Set exercise:
Provide only the number of lines where "базы" occurs.

Stored records:
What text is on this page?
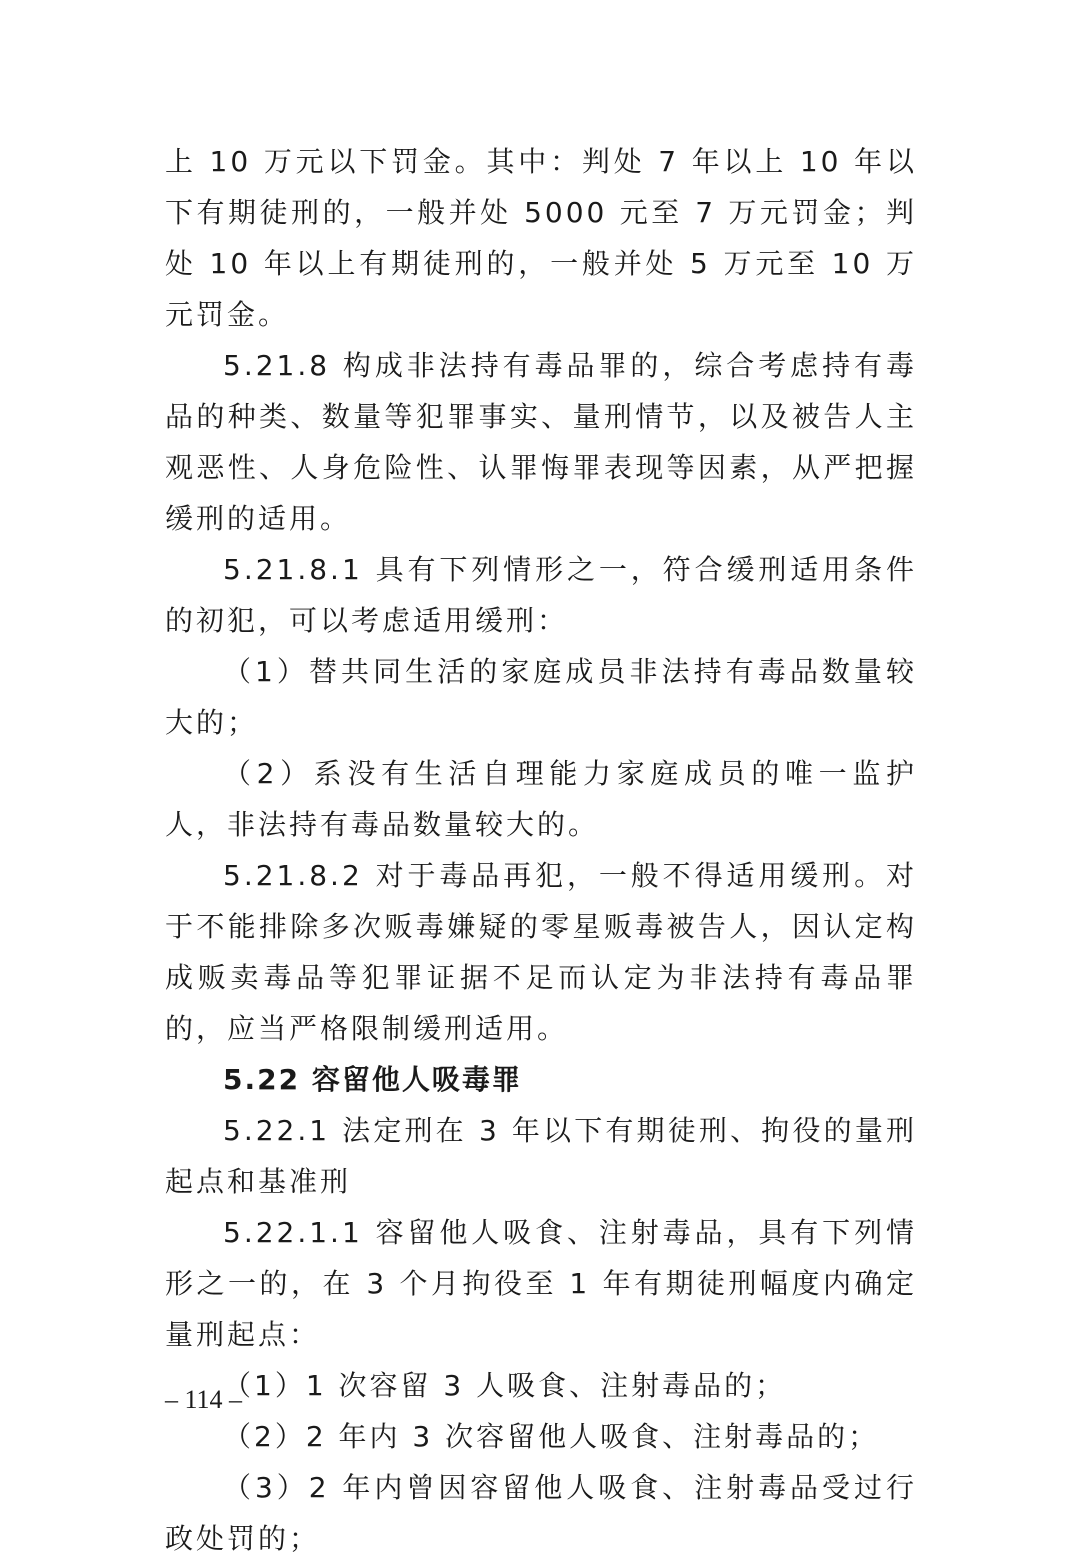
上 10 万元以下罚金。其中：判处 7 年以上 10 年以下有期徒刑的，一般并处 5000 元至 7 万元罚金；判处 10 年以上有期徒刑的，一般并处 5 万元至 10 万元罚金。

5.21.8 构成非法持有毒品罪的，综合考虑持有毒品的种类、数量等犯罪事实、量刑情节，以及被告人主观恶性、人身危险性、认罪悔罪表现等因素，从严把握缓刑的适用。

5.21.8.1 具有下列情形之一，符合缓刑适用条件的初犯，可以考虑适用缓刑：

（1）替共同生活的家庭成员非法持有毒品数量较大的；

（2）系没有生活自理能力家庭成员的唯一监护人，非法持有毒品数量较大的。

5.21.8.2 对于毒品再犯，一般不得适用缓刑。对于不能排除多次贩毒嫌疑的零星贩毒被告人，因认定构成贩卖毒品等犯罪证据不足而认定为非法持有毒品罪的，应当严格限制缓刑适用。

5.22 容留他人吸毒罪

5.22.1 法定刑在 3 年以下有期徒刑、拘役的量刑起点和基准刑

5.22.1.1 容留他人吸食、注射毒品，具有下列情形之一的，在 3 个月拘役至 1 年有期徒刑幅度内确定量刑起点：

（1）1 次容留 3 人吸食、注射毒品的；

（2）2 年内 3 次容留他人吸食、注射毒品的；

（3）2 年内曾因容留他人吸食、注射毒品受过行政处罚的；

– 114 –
---
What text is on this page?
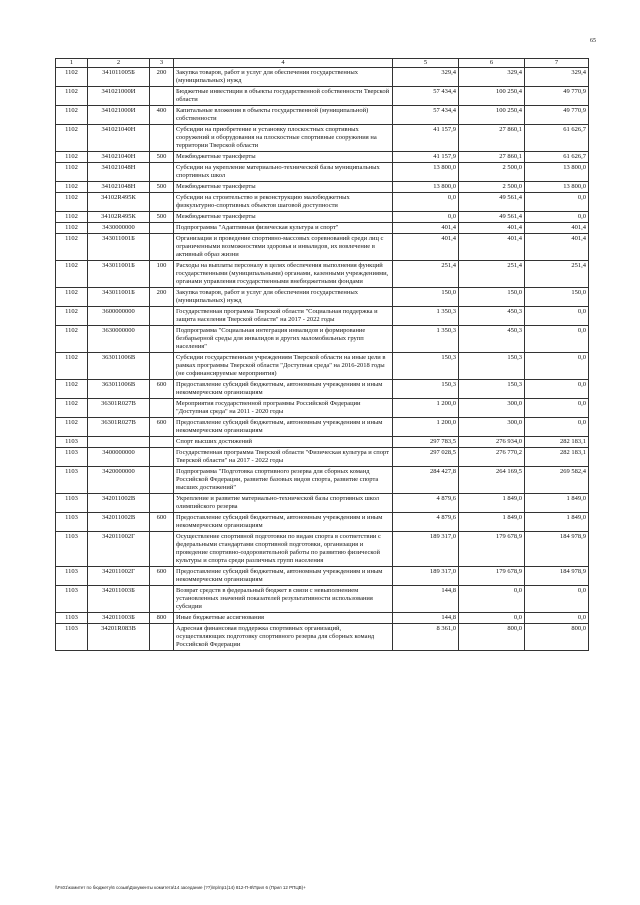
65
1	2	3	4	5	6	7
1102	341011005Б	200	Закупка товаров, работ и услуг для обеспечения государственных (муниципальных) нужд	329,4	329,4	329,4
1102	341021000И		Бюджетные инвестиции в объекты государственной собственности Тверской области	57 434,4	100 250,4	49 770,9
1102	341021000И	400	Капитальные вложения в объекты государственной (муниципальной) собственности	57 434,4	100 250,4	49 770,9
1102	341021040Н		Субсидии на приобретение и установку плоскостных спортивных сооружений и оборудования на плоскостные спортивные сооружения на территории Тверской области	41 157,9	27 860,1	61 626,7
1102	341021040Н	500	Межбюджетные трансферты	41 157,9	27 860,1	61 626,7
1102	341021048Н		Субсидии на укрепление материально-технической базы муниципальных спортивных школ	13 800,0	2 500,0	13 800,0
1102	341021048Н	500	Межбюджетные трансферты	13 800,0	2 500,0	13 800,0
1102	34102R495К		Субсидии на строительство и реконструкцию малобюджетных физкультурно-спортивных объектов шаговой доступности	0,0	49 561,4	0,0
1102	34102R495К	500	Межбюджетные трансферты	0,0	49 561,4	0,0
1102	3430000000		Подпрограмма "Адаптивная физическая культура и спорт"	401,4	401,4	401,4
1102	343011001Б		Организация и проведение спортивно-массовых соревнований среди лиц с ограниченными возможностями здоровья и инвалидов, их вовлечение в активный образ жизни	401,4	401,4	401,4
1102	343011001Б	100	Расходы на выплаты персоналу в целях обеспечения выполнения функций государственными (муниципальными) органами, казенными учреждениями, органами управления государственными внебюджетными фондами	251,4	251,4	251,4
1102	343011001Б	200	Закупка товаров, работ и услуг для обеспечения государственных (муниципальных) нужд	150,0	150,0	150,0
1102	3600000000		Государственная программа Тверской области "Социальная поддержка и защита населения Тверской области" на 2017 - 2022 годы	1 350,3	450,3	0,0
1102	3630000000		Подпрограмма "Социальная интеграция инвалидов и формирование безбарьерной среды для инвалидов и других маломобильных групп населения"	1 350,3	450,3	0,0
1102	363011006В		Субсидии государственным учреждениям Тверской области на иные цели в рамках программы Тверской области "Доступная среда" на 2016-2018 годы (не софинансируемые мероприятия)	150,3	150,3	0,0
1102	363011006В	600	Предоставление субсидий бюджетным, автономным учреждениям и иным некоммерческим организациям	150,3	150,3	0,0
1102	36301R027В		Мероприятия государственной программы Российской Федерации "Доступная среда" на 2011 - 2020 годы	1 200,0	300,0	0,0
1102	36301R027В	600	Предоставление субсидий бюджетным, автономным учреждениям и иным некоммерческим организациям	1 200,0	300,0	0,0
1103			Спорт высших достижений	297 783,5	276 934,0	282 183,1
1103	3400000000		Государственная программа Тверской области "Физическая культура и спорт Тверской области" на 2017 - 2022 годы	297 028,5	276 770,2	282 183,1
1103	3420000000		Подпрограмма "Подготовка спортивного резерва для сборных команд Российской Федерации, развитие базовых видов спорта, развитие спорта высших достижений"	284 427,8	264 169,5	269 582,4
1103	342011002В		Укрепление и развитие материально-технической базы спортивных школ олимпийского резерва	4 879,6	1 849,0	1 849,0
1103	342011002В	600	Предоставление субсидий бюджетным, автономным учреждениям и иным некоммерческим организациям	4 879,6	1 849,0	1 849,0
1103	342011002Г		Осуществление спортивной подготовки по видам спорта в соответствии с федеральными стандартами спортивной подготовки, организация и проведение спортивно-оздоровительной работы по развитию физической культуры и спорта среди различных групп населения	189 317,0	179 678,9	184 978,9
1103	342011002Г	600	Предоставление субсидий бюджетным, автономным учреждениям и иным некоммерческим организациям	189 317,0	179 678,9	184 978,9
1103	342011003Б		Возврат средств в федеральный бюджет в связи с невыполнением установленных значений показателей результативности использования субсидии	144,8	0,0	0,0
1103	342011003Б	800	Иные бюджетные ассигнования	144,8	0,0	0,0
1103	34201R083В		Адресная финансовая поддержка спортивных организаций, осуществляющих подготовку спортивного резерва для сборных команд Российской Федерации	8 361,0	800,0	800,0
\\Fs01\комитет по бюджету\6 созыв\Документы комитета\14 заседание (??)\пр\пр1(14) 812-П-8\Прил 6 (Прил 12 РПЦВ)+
* * *
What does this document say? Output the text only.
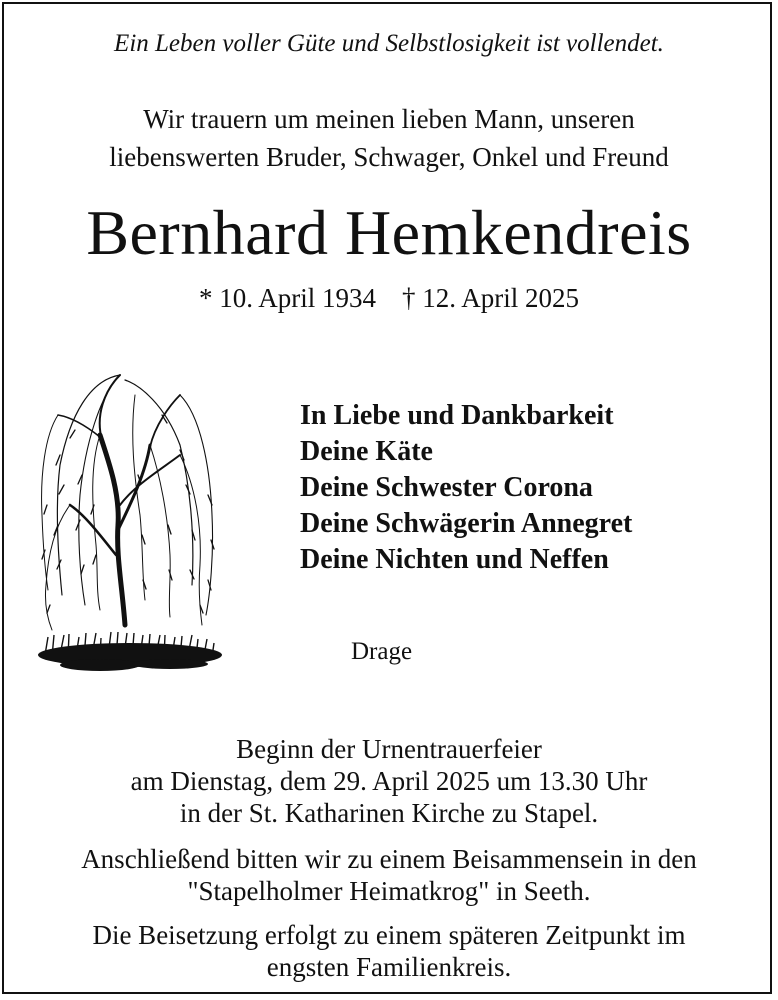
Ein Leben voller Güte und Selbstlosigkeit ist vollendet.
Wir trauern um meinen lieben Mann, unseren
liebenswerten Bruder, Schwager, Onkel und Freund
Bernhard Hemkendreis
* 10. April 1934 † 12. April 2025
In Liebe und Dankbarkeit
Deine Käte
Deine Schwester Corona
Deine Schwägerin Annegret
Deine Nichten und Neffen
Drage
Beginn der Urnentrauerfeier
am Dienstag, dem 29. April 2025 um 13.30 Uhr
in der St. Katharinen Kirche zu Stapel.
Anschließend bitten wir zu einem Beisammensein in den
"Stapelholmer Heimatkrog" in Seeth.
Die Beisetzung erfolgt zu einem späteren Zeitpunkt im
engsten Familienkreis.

Complete answer:
2